▶ Direction
Your task is to copy the listing exactly. Drop any pictures from the copy.

**** Dataset records

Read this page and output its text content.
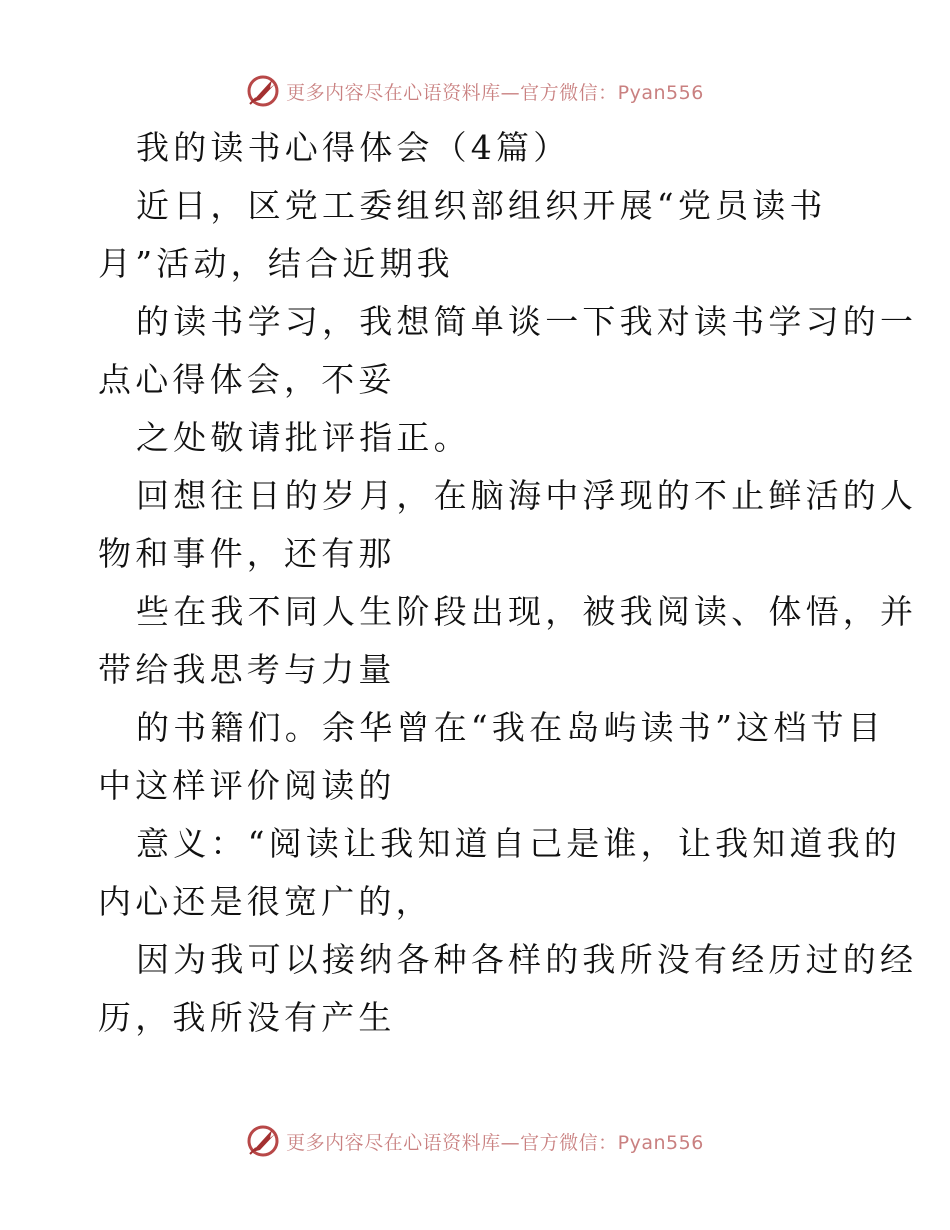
更多内容尽在心语资料库—官方微信：Pyan556
我的读书心得体会（4篇）
近日，区党工委组织部组织开展“党员读书
月”活动，结合近期我
的读书学习，我想简单谈一下我对读书学习的一
点心得体会，不妥
之处敬请批评指正。
回想往日的岁月，在脑海中浮现的不止鲜活的人
物和事件，还有那
些在我不同人生阶段出现，被我阅读、体悟，并
带给我思考与力量
的书籍们。余华曾在“我在岛屿读书”这档节目
中这样评价阅读的
意义：“阅读让我知道自己是谁，让我知道我的
内心还是很宽广的，
因为我可以接纳各种各样的我所没有经历过的经
历，我所没有产生
更多内容尽在心语资料库—官方微信：Pyan556
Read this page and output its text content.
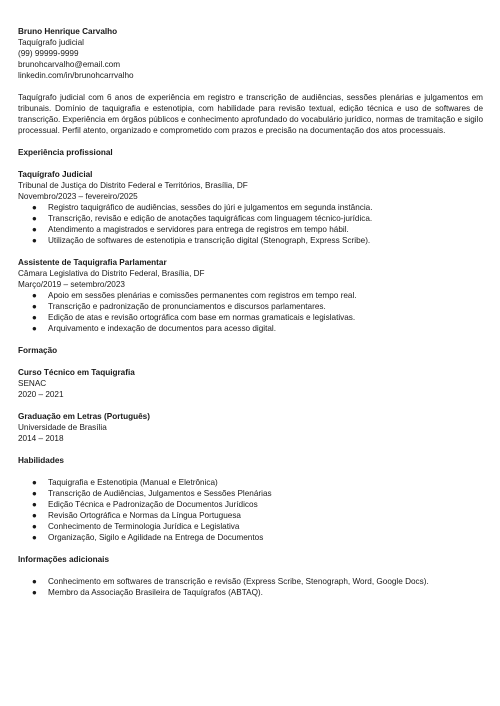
Bruno Henrique Carvalho

Taquígrafo judicial

(99) 99999-9999

brunohcarvalho@email.com

linkedin.com/in/brunohcarrvalho

Taquígrafo judicial com 6 anos de experiência em registro e transcrição de audiências, sessões plenárias e julgamentos em tribunais. Domínio de taquigrafia e estenotipia, com habilidade para revisão textual, edição técnica e uso de softwares de transcrição. Experiência em órgãos públicos e conhecimento aprofundado do vocabulário jurídico, normas de tramitação e sigilo processual. Perfil atento, organizado e comprometido com prazos e precisão na documentação dos atos processuais.

Experiência profissional

Taquígrafo Judicial

Tribunal de Justiça do Distrito Federal e Territórios, Brasília, DF

Novembro/2023 – fevereiro/2025

● Registro taquigráfico de audiências, sessões do júri e julgamentos em segunda instância.
● Transcrição, revisão e edição de anotações taquigráficas com linguagem técnico-jurídica.
● Atendimento a magistrados e servidores para entrega de registros em tempo hábil.
● Utilização de softwares de estenotipia e transcrição digital (Stenograph, Express Scribe).

Assistente de Taquigrafia Parlamentar

Câmara Legislativa do Distrito Federal, Brasília, DF

Março/2019 – setembro/2023

● Apoio em sessões plenárias e comissões permanentes com registros em tempo real.
● Transcrição e padronização de pronunciamentos e discursos parlamentares.
● Edição de atas e revisão ortográfica com base em normas gramaticais e legislativas.
● Arquivamento e indexação de documentos para acesso digital.

Formação

Curso Técnico em Taquigrafia

SENAC

2020 – 2021

Graduação em Letras (Português)

Universidade de Brasília

2014 – 2018

Habilidades

● Taquigrafia e Estenotipia (Manual e Eletrônica)
● Transcrição de Audiências, Julgamentos e Sessões Plenárias
● Edição Técnica e Padronização de Documentos Jurídicos
● Revisão Ortográfica e Normas da Língua Portuguesa
● Conhecimento de Terminologia Jurídica e Legislativa
● Organização, Sigilo e Agilidade na Entrega de Documentos

Informações adicionais

● Conhecimento em softwares de transcrição e revisão (Express Scribe, Stenograph, Word, Google Docs).
● Membro da Associação Brasileira de Taquígrafos (ABTAQ).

********

▶ Exercise response
Read this page and output its text content.
更多内容尽在心语资料库—官方微信：Pyan556
我的读书心得体会（4篇）
近日，区党工委组织部组织开展“党员读书
月”活动，结合近期我
的读书学习，我想简单谈一下我对读书学习的一
点心得体会，不妥
之处敬请批评指正。
回想往日的岁月，在脑海中浮现的不止鲜活的人
物和事件，还有那
些在我不同人生阶段出现，被我阅读、体悟，并
带给我思考与力量
的书籍们。余华曾在“我在岛屿读书”这档节目
中这样评价阅读的
意义：“阅读让我知道自己是谁，让我知道我的
内心还是很宽广的，
因为我可以接纳各种各样的我所没有经历过的经
历，我所没有产生
更多内容尽在心语资料库—官方微信：Pyan556
Read this page and output its text content.
Bruno Henrique Carvalho

Taquígrafo judicial

(99) 99999-9999

brunohcarvalho@email.com

linkedin.com/in/brunohcarrvalho

Taquígrafo judicial com 6 anos de experiência em registro e transcrição de audiências, sessões plenárias e julgamentos em tribunais. Domínio de taquigrafia e estenotipia, com habilidade para revisão textual, edição técnica e uso de softwares de transcrição. Experiência em órgãos públicos e conhecimento aprofundado do vocabulário jurídico, normas de tramitação e sigilo processual. Perfil atento, organizado e comprometido com prazos e precisão na documentação dos atos processuais.

Experiência profissional

Taquígrafo Judicial

Tribunal de Justiça do Distrito Federal e Territórios, Brasília, DF

Novembro/2023 – fevereiro/2025

● Registro taquigráfico de audiências, sessões do júri e julgamentos em segunda instância.
● Transcrição, revisão e edição de anotações taquigráficas com linguagem técnico-jurídica.
● Atendimento a magistrados e servidores para entrega de registros em tempo hábil.
● Utilização de softwares de estenotipia e transcrição digital (Stenograph, Express Scribe).

Assistente de Taquigrafia Parlamentar

Câmara Legislativa do Distrito Federal, Brasília, DF

Março/2019 – setembro/2023

● Apoio em sessões plenárias e comissões permanentes com registros em tempo real.
● Transcrição e padronização de pronunciamentos e discursos parlamentares.
● Edição de atas e revisão ortográfica com base em normas gramaticais e legislativas.
● Arquivamento e indexação de documentos para acesso digital.

Formação

Curso Técnico em Taquigrafia

SENAC

2020 – 2021

Graduação em Letras (Português)

Universidade de Brasília

2014 – 2018

Habilidades

● Taquigrafia e Estenotipia (Manual e Eletrônica)
● Transcrição de Audiências, Julgamentos e Sessões Plenárias
● Edição Técnica e Padronização de Documentos Jurídicos
● Revisão Ortográfica e Normas da Língua Portuguesa
● Conhecimento de Terminologia Jurídica e Legislativa
● Organização, Sigilo e Agilidade na Entrega de Documentos

Informações adicionais

● Conhecimento em softwares de transcrição e revisão (Express Scribe, Stenograph, Word, Google Docs).
● Membro da Associação Brasileira de Taquígrafos (ABTAQ).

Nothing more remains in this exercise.